----- Stored rows -----

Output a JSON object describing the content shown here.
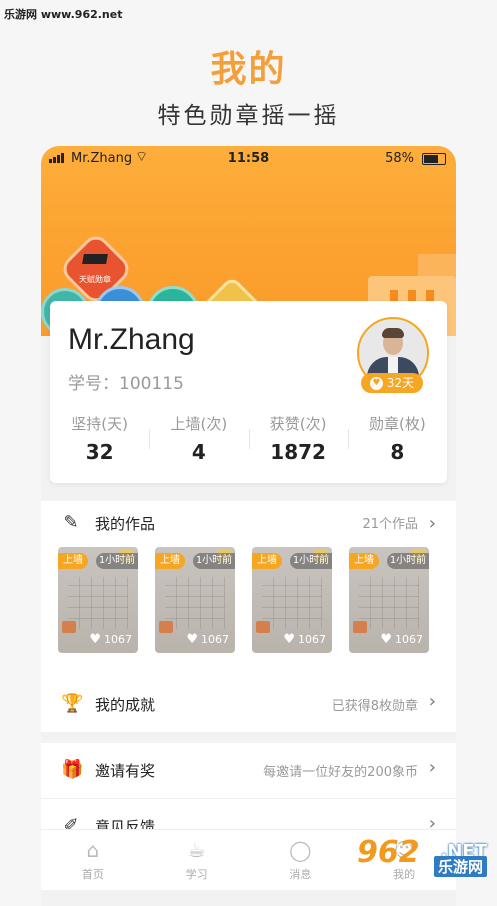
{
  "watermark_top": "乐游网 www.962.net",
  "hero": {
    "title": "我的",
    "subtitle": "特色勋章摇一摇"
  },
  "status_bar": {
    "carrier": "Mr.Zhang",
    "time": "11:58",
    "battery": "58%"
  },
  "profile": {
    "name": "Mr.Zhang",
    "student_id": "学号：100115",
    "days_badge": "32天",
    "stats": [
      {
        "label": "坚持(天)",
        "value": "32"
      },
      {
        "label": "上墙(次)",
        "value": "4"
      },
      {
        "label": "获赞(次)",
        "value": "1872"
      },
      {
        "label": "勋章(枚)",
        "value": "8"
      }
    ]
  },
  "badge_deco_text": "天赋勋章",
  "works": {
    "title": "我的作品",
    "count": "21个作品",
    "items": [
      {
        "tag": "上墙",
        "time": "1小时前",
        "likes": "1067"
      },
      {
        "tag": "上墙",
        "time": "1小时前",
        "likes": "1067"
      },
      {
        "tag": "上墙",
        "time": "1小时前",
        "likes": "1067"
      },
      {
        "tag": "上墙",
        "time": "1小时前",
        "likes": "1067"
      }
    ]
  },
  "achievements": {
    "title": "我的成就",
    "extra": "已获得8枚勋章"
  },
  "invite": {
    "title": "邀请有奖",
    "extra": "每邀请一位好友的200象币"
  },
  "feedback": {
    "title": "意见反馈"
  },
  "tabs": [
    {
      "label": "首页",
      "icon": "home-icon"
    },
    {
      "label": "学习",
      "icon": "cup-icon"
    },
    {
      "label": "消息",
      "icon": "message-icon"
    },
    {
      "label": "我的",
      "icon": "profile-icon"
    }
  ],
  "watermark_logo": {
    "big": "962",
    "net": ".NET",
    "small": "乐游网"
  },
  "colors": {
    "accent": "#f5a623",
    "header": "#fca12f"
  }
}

-----

### [Requirement]
Send back the data above word for word, with the pictures left out.

### [Answer to the task]
Output a JSON object describing the content shown here.
{
  "watermark_top": "乐游网 www.962.net",
  "hero": {
    "title": "我的",
    "subtitle": "特色勋章摇一摇"
  },
  "status_bar": {
    "carrier": "Mr.Zhang",
    "time": "11:58",
    "battery": "58%"
  },
  "profile": {
    "name": "Mr.Zhang",
    "student_id": "学号：100115",
    "days_badge": "32天",
    "stats": [
      {
        "label": "坚持(天)",
        "value": "32"
      },
      {
        "label": "上墙(次)",
        "value": "4"
      },
      {
        "label": "获赞(次)",
        "value": "1872"
      },
      {
        "label": "勋章(枚)",
        "value": "8"
      }
    ]
  },
  "badge_deco_text": "天赋勋章",
  "works": {
    "title": "我的作品",
    "count": "21个作品",
    "items": [
      {
        "tag": "上墙",
        "time": "1小时前",
        "likes": "1067"
      },
      {
        "tag": "上墙",
        "time": "1小时前",
        "likes": "1067"
      },
      {
        "tag": "上墙",
        "time": "1小时前",
        "likes": "1067"
      },
      {
        "tag": "上墙",
        "time": "1小时前",
        "likes": "1067"
      }
    ]
  },
  "achievements": {
    "title": "我的成就",
    "extra": "已获得8枚勋章"
  },
  "invite": {
    "title": "邀请有奖",
    "extra": "每邀请一位好友的200象币"
  },
  "feedback": {
    "title": "意见反馈"
  },
  "tabs": [
    {
      "label": "首页",
      "icon": "home-icon"
    },
    {
      "label": "学习",
      "icon": "cup-icon"
    },
    {
      "label": "消息",
      "icon": "message-icon"
    },
    {
      "label": "我的",
      "icon": "profile-icon"
    }
  ],
  "watermark_logo": {
    "big": "962",
    "net": ".NET",
    "small": "乐游网"
  },
  "colors": {
    "accent": "#f5a623",
    "header": "#fca12f"
  }
}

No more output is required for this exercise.